══ Data extract

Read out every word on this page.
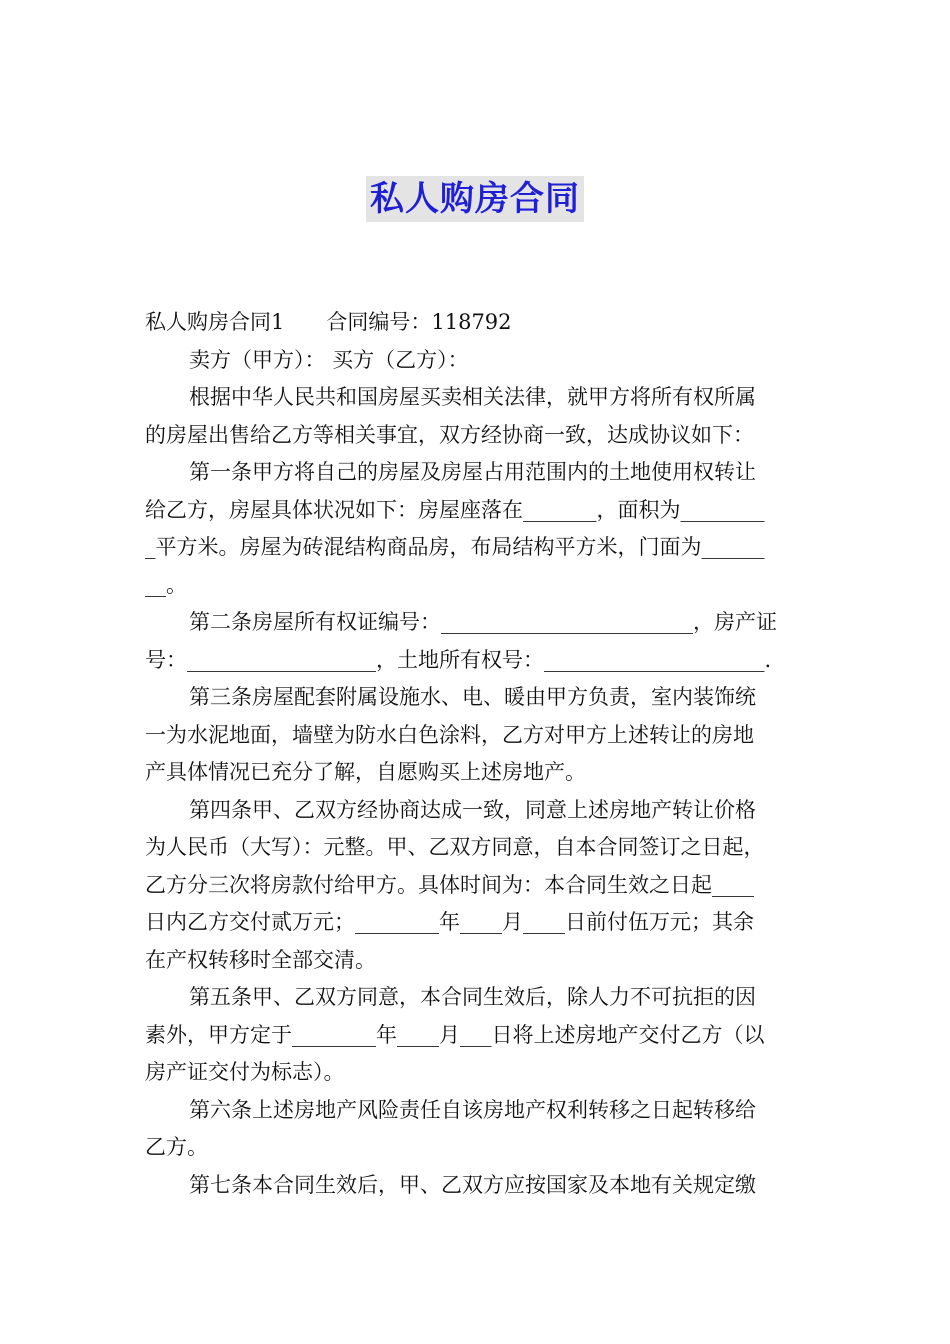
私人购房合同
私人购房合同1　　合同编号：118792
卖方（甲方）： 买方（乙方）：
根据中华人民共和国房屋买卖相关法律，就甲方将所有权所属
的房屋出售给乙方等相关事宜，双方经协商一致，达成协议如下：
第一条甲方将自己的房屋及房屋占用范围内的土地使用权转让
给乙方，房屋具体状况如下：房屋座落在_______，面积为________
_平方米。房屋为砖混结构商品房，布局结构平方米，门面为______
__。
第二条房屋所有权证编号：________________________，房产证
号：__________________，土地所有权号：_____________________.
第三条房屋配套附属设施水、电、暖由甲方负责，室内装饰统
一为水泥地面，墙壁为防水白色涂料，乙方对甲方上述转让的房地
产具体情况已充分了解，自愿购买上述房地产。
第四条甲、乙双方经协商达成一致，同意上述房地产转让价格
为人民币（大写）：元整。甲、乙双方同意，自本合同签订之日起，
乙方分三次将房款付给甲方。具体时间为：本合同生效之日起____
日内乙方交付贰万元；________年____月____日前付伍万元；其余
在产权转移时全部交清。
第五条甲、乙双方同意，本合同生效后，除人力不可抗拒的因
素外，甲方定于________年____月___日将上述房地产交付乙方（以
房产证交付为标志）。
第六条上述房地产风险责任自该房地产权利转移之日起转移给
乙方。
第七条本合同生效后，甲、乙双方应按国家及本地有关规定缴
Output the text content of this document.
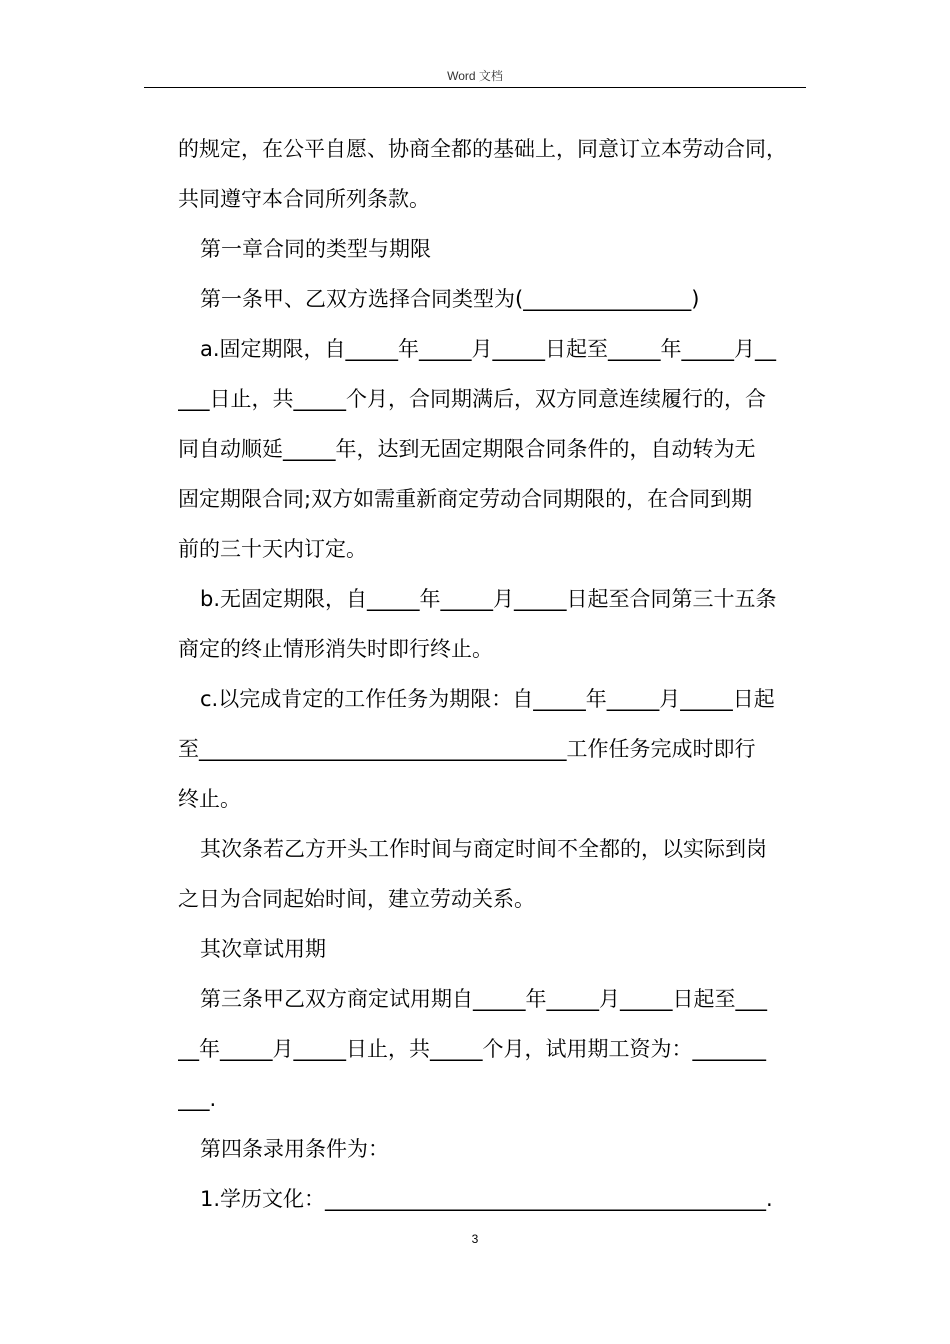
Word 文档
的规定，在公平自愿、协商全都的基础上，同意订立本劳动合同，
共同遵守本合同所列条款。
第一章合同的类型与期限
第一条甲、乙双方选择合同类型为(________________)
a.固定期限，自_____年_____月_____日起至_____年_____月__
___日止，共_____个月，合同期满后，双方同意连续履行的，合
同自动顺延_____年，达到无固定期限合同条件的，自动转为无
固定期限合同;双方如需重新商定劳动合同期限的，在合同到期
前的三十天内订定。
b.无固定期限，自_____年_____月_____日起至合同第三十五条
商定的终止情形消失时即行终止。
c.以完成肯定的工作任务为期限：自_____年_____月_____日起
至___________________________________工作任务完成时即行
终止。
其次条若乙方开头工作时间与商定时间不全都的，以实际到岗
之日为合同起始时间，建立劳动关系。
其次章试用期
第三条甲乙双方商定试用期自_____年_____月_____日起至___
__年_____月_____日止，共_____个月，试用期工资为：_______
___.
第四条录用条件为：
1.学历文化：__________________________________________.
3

════

Collect the lines that hold "乙双方同意".

为人民币（大写）：元整。甲、乙双方同意，自本合同签订之日起，
第五条甲、乙双方同意，本合同生效后，除人力不可抗拒的因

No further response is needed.